▸ AIM OF THE EXERCISE: Retype the material in full, keeping every word the same.

▸ EXERCISE INPUT:
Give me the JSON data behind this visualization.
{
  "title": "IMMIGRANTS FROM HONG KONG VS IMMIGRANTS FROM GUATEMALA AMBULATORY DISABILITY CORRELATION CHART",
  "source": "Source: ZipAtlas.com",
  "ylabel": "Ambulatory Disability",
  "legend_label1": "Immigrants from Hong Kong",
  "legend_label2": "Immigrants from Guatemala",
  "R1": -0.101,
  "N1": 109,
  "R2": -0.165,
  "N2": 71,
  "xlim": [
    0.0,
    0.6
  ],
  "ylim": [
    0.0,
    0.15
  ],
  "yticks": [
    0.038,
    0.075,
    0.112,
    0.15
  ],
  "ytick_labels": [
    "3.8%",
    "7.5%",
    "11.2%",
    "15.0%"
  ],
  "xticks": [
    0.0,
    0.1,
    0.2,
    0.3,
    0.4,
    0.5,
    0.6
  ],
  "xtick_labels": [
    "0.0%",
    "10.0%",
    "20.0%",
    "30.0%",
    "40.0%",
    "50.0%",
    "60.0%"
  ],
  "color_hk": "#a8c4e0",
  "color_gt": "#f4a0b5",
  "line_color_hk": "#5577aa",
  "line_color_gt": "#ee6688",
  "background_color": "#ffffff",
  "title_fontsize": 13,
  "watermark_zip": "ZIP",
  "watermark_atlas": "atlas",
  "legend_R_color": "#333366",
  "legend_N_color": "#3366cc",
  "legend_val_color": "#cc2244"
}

▸ FINAL RESULT:
Give me the JSON data behind this visualization.
{
  "title": "IMMIGRANTS FROM HONG KONG VS IMMIGRANTS FROM GUATEMALA AMBULATORY DISABILITY CORRELATION CHART",
  "source": "Source: ZipAtlas.com",
  "ylabel": "Ambulatory Disability",
  "legend_label1": "Immigrants from Hong Kong",
  "legend_label2": "Immigrants from Guatemala",
  "R1": -0.101,
  "N1": 109,
  "R2": -0.165,
  "N2": 71,
  "xlim": [
    0.0,
    0.6
  ],
  "ylim": [
    0.0,
    0.15
  ],
  "yticks": [
    0.038,
    0.075,
    0.112,
    0.15
  ],
  "ytick_labels": [
    "3.8%",
    "7.5%",
    "11.2%",
    "15.0%"
  ],
  "xticks": [
    0.0,
    0.1,
    0.2,
    0.3,
    0.4,
    0.5,
    0.6
  ],
  "xtick_labels": [
    "0.0%",
    "10.0%",
    "20.0%",
    "30.0%",
    "40.0%",
    "50.0%",
    "60.0%"
  ],
  "color_hk": "#a8c4e0",
  "color_gt": "#f4a0b5",
  "line_color_hk": "#5577aa",
  "line_color_gt": "#ee6688",
  "background_color": "#ffffff",
  "title_fontsize": 13,
  "watermark_zip": "ZIP",
  "watermark_atlas": "atlas",
  "legend_R_color": "#333366",
  "legend_N_color": "#3366cc",
  "legend_val_color": "#cc2244"
}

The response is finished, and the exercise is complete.